(What is asked) Set the listing down again exactly, please, apart from its pictures.

(Data for this exercise)
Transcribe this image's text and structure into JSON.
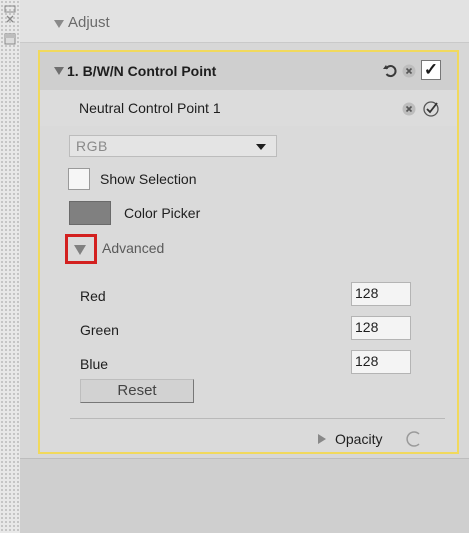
{
  "adjust": {
    "title": "Adjust"
  },
  "control_point": {
    "title": "1. B/W/N Control Point",
    "checkmark": "✓",
    "neutral": {
      "title": "Neutral Control Point 1",
      "mode_select": {
        "value": "RGB",
        "options": [
          "RGB"
        ]
      },
      "show_selection": {
        "label": "Show Selection",
        "checked": false
      },
      "color_picker": {
        "label": "Color Picker",
        "swatch_color": "#808080"
      },
      "advanced": {
        "label": "Advanced",
        "params": [
          {
            "label": "Red",
            "value": "128"
          },
          {
            "label": "Green",
            "value": "128"
          },
          {
            "label": "Blue",
            "value": "128"
          }
        ],
        "reset_label": "Reset"
      },
      "opacity_label": "Opacity"
    }
  },
  "colors": {
    "highlight_border": "#f1d95d",
    "annotation_red": "#d3201f"
  }
}
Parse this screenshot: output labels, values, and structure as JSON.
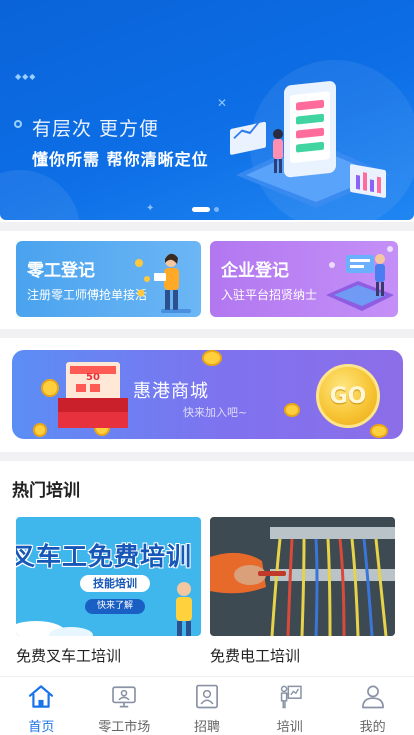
{
  "hero": {
    "line1": "有层次 更方便",
    "line2": "懂你所需 帮你清晰定位",
    "slides_total": 2,
    "slide_active": 1
  },
  "registration": [
    {
      "title": "零工登记",
      "subtitle": "注册零工师傅抢单接活",
      "color": "#5aaaf0"
    },
    {
      "title": "企业登记",
      "subtitle": "入驻平台招贤纳士",
      "color": "#b983f4"
    }
  ],
  "mall": {
    "title": "惠港商城",
    "subtitle": "快来加入吧~",
    "go_label": "GO",
    "coupon_value": "50"
  },
  "training": {
    "section_title": "热门培训",
    "courses": [
      {
        "title": "免费叉车工培训",
        "banner_text": "叉车工免费培训",
        "tag": "技能培训",
        "button": "快来了解"
      },
      {
        "title": "免费电工培训"
      }
    ]
  },
  "tabbar": {
    "active_color": "#1a73e8",
    "items": [
      {
        "label": "首页",
        "icon": "home-icon",
        "active": true
      },
      {
        "label": "零工市场",
        "icon": "monitor-icon",
        "active": false
      },
      {
        "label": "招聘",
        "icon": "portrait-icon",
        "active": false
      },
      {
        "label": "培训",
        "icon": "presentation-icon",
        "active": false
      },
      {
        "label": "我的",
        "icon": "user-icon",
        "active": false
      }
    ]
  }
}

(Task solution)
Transcribe this image's text and structure into JSON.
{
  "adjust": {
    "title": "Adjust"
  },
  "control_point": {
    "title": "1. B/W/N Control Point",
    "checkmark": "✓",
    "neutral": {
      "title": "Neutral Control Point 1",
      "mode_select": {
        "value": "RGB",
        "options": [
          "RGB"
        ]
      },
      "show_selection": {
        "label": "Show Selection",
        "checked": false
      },
      "color_picker": {
        "label": "Color Picker",
        "swatch_color": "#808080"
      },
      "advanced": {
        "label": "Advanced",
        "params": [
          {
            "label": "Red",
            "value": "128"
          },
          {
            "label": "Green",
            "value": "128"
          },
          {
            "label": "Blue",
            "value": "128"
          }
        ],
        "reset_label": "Reset"
      },
      "opacity_label": "Opacity"
    }
  },
  "colors": {
    "highlight_border": "#f1d95d",
    "annotation_red": "#d3201f"
  }
}
Parse this screenshot: output labels, values, and structure as JSON.
{
  "hero": {
    "line1": "有层次 更方便",
    "line2": "懂你所需 帮你清晰定位",
    "slides_total": 2,
    "slide_active": 1
  },
  "registration": [
    {
      "title": "零工登记",
      "subtitle": "注册零工师傅抢单接活",
      "color": "#5aaaf0"
    },
    {
      "title": "企业登记",
      "subtitle": "入驻平台招贤纳士",
      "color": "#b983f4"
    }
  ],
  "mall": {
    "title": "惠港商城",
    "subtitle": "快来加入吧~",
    "go_label": "GO",
    "coupon_value": "50"
  },
  "training": {
    "section_title": "热门培训",
    "courses": [
      {
        "title": "免费叉车工培训",
        "banner_text": "叉车工免费培训",
        "tag": "技能培训",
        "button": "快来了解"
      },
      {
        "title": "免费电工培训"
      }
    ]
  },
  "tabbar": {
    "active_color": "#1a73e8",
    "items": [
      {
        "label": "首页",
        "icon": "home-icon",
        "active": true
      },
      {
        "label": "零工市场",
        "icon": "monitor-icon",
        "active": false
      },
      {
        "label": "招聘",
        "icon": "portrait-icon",
        "active": false
      },
      {
        "label": "培训",
        "icon": "presentation-icon",
        "active": false
      },
      {
        "label": "我的",
        "icon": "user-icon",
        "active": false
      }
    ]
  }
}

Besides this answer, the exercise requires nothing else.